Count every line of the material that holds the string "هشام". Respond with the total only.
===== RAW DATA
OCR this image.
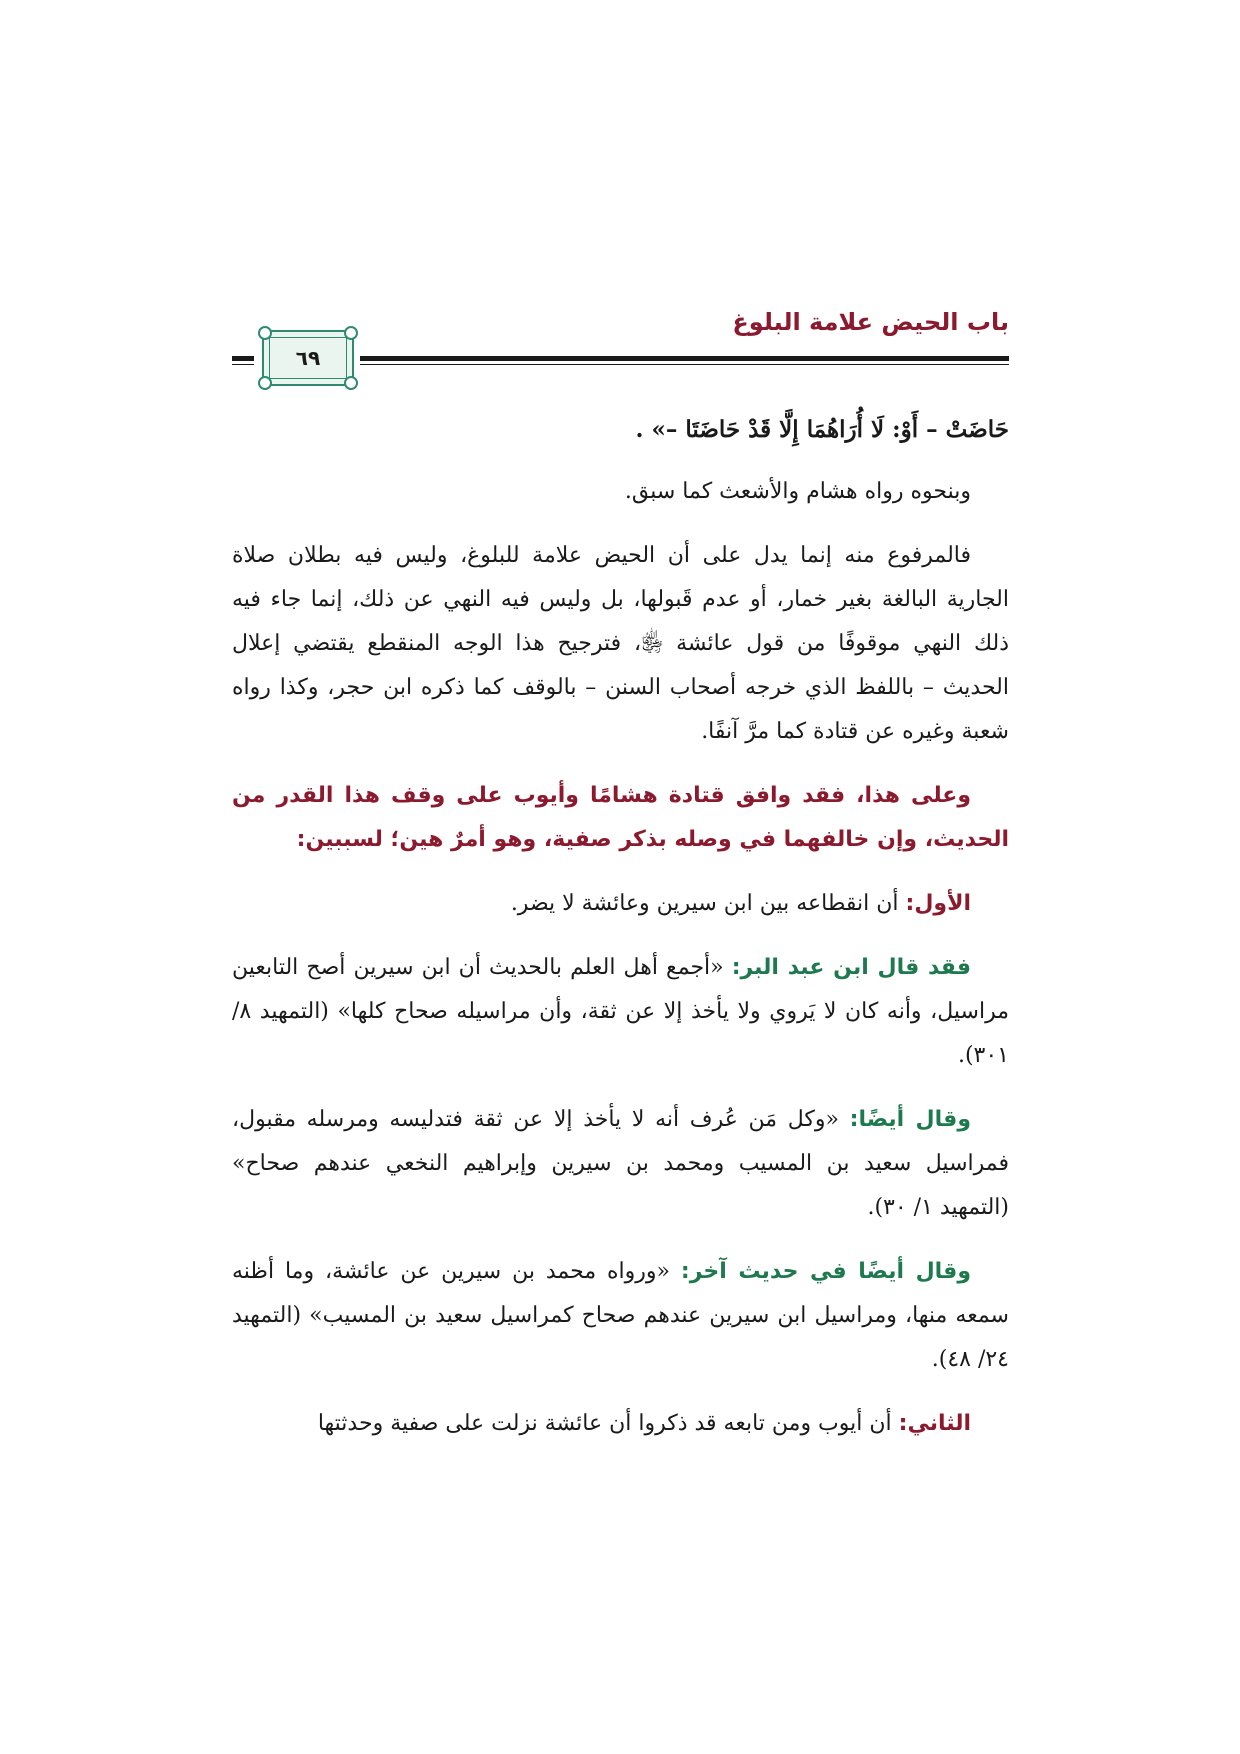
باب الحيض علامة البلوغ
٦٩

حَاضَتْ – أَوْ: لَا أُرَاهُمَا إِلَّا قَدْ حَاضَتَا –» .

وبنحوه رواه هشام والأشعث كما سبق.

فالمرفوع منه إنما يدل على أن الحيض علامة للبلوغ، وليس فيه بطلان صلاة الجارية البالغة بغير خمار، أو عدم قَبولها، بل وليس فيه النهي عن ذلك، إنما جاء فيه ذلك النهي موقوفًا من قول عائشة ﵂، فترجيح هذا الوجه المنقطع يقتضي إعلال الحديث – باللفظ الذي خرجه أصحاب السنن – بالوقف كما ذكره ابن حجر، وكذا رواه شعبة وغيره عن قتادة كما مرَّ آنفًا.

وعلى هذا، فقد وافق قتادة هشامًا وأيوب على وقف هذا القدر من الحديث، وإن خالفهما في وصله بذكر صفية، وهو أمرٌ هين؛ لسببين:

الأول: أن انقطاعه بين ابن سيرين وعائشة لا يضر.

فقد قال ابن عبد البر: «أجمع أهل العلم بالحديث أن ابن سيرين أصح التابعين مراسيل، وأنه كان لا يَروي ولا يأخذ إلا عن ثقة، وأن مراسيله صحاح كلها» (التمهيد ٨/ ٣٠١).

وقال أيضًا: «وكل مَن عُرف أنه لا يأخذ إلا عن ثقة فتدليسه ومرسله مقبول، فمراسيل سعيد بن المسيب ومحمد بن سيرين وإبراهيم النخعي عندهم صحاح» (التمهيد ١/ ٣٠).

وقال أيضًا في حديث آخر: «ورواه محمد بن سيرين عن عائشة، وما أظنه سمعه منها، ومراسيل ابن سيرين عندهم صحاح كمراسيل سعيد بن المسيب» (التمهيد ٢٤/ ٤٨).

الثاني: أن أيوب ومن تابعه قد ذكروا أن عائشة نزلت على صفية وحدثتها
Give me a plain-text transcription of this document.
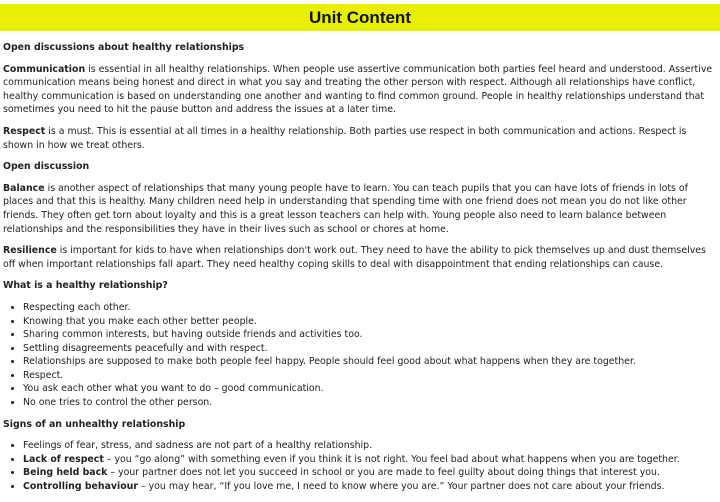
Unit Content
Open discussions about healthy relationships

Communication is essential in all healthy relationships. When people use assertive communication both parties feel heard and understood. Assertive communication means being honest and direct in what you say and treating the other person with respect. Although all relationships have conflict, healthy communication is based on understanding one another and wanting to find common ground. People in healthy relationships understand that sometimes you need to hit the pause button and address the issues at a later time.

Respect is a must. This is essential at all times in a healthy relationship. Both parties use respect in both communication and actions. Respect is shown in how we treat others.

Open discussion

Balance is another aspect of relationships that many young people have to learn. You can teach pupils that you can have lots of friends in lots of places and that this is healthy. Many children need help in understanding that spending time with one friend does not mean you do not like other friends. They often get torn about loyalty and this is a great lesson teachers can help with. Young people also need to learn balance between relationships and the responsibilities they have in their lives such as school or chores at home.

Resilience is important for kids to have when relationships don't work out. They need to have the ability to pick themselves up and dust themselves off when important relationships fall apart. They need healthy coping skills to deal with disappointment that ending relationships can cause.

What is a healthy relationship?
• Respecting each other.
• Knowing that you make each other better people.
• Sharing common interests, but having outside friends and activities too.
• Settling disagreements peacefully and with respect.
• Relationships are supposed to make both people feel happy. People should feel good about what happens when they are together.
• Respect.
• You ask each other what you want to do – good communication.
• No one tries to control the other person.
Signs of an unhealthy relationship
• Feelings of fear, stress, and sadness are not part of a healthy relationship.
• Lack of respect – you “go along” with something even if you think it is not right. You feel bad about what happens when you are together.
• Being held back – your partner does not let you succeed in school or you are made to feel guilty about doing things that interest you.
• Controlling behaviour – you may hear, “If you love me, I need to know where you are.” Your partner does not care about your friends.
==========
WORKED SOLUTION: 2